** Start of Dataset content **
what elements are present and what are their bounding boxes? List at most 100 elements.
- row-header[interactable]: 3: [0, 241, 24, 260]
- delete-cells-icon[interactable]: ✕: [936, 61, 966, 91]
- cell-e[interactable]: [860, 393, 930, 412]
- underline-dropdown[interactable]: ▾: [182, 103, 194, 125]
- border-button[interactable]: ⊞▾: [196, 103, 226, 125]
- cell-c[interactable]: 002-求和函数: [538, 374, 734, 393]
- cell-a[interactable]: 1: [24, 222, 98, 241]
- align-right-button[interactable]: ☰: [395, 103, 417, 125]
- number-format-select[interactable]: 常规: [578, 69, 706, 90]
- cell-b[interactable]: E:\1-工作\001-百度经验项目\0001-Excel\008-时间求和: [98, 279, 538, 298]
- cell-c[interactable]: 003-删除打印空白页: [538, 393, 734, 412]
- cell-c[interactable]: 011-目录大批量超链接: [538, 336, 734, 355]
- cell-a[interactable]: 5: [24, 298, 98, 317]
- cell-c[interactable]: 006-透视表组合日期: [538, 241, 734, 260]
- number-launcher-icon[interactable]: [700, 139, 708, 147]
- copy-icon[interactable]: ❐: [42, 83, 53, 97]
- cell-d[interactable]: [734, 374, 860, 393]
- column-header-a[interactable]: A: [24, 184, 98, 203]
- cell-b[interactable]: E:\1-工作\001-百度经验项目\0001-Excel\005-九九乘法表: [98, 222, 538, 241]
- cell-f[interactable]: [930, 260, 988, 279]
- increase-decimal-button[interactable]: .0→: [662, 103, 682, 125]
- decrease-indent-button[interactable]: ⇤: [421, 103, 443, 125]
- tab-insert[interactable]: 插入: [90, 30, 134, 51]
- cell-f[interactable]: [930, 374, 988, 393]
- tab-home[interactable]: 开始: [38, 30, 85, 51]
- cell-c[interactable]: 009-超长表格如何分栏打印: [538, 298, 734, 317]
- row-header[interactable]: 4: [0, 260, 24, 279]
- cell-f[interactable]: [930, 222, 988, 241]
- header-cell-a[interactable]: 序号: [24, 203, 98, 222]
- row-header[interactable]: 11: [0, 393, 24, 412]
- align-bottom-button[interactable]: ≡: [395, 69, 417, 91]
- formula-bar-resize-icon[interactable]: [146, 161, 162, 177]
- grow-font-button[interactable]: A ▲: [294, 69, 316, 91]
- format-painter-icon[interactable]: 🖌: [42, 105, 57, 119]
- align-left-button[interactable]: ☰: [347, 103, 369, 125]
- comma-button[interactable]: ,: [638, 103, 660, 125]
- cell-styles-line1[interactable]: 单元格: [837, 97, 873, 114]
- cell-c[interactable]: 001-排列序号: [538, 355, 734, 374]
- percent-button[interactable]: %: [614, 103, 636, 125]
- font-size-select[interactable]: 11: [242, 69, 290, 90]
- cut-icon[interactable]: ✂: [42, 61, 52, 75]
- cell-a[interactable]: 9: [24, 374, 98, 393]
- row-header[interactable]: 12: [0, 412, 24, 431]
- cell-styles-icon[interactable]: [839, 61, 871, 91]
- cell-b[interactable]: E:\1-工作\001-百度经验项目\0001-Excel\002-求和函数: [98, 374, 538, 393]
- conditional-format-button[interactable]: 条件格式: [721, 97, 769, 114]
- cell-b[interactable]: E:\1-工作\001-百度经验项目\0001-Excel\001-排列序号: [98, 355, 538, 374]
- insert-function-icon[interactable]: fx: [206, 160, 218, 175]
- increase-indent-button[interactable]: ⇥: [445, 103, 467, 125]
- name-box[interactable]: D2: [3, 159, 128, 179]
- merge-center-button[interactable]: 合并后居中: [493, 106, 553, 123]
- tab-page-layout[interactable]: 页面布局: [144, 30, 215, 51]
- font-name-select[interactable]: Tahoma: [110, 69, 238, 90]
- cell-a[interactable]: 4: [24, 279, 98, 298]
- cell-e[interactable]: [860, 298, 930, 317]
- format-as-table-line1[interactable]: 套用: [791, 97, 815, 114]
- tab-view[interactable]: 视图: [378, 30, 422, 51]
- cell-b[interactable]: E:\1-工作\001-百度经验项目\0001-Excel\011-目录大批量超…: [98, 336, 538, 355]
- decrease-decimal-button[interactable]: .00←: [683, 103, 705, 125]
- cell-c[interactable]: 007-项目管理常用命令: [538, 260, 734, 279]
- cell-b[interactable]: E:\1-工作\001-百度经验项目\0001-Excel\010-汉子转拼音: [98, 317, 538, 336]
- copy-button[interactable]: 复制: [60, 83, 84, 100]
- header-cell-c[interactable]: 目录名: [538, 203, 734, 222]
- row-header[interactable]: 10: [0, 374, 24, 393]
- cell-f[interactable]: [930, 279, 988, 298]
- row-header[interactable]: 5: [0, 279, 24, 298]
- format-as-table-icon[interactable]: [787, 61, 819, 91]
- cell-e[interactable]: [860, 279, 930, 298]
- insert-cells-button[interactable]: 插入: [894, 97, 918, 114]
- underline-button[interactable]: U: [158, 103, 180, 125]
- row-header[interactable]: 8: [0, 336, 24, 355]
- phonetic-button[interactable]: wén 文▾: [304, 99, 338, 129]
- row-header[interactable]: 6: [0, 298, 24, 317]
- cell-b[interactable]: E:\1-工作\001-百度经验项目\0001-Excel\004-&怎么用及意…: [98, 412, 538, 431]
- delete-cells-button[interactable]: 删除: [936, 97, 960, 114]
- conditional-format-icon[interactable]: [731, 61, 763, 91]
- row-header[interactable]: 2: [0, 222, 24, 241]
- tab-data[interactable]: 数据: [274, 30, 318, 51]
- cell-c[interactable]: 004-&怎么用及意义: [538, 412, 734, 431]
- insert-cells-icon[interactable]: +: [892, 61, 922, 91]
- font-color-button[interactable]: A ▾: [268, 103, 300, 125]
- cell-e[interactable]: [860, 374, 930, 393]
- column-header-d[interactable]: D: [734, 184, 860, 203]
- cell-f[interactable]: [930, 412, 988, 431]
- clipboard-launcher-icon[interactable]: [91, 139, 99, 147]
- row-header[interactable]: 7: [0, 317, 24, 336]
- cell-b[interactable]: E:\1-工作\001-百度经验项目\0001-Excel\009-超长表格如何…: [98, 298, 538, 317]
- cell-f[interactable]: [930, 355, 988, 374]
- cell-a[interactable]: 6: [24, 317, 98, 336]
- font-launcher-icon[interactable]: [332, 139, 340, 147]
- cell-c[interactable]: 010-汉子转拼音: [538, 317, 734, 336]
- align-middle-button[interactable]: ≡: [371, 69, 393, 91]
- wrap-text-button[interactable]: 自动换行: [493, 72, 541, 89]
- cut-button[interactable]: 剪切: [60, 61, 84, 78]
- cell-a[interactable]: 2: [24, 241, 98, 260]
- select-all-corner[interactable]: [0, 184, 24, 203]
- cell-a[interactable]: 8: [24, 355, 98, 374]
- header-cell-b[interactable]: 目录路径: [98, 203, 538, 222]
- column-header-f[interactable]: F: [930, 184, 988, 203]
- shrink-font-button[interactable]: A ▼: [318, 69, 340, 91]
** End of Dataset content **
Problem statement:
Extract the records from the start through the line that contains "- underline-dropdown[interactable]: ▾: [182, 103, 194, 125]", inclusive, and copy them word for word.

Full output:
what elements are present and what are their bounding boxes? List at most 100 elements.
- row-header[interactable]: 3: [0, 241, 24, 260]
- delete-cells-icon[interactable]: ✕: [936, 61, 966, 91]
- cell-e[interactable]: [860, 393, 930, 412]
- underline-dropdown[interactable]: ▾: [182, 103, 194, 125]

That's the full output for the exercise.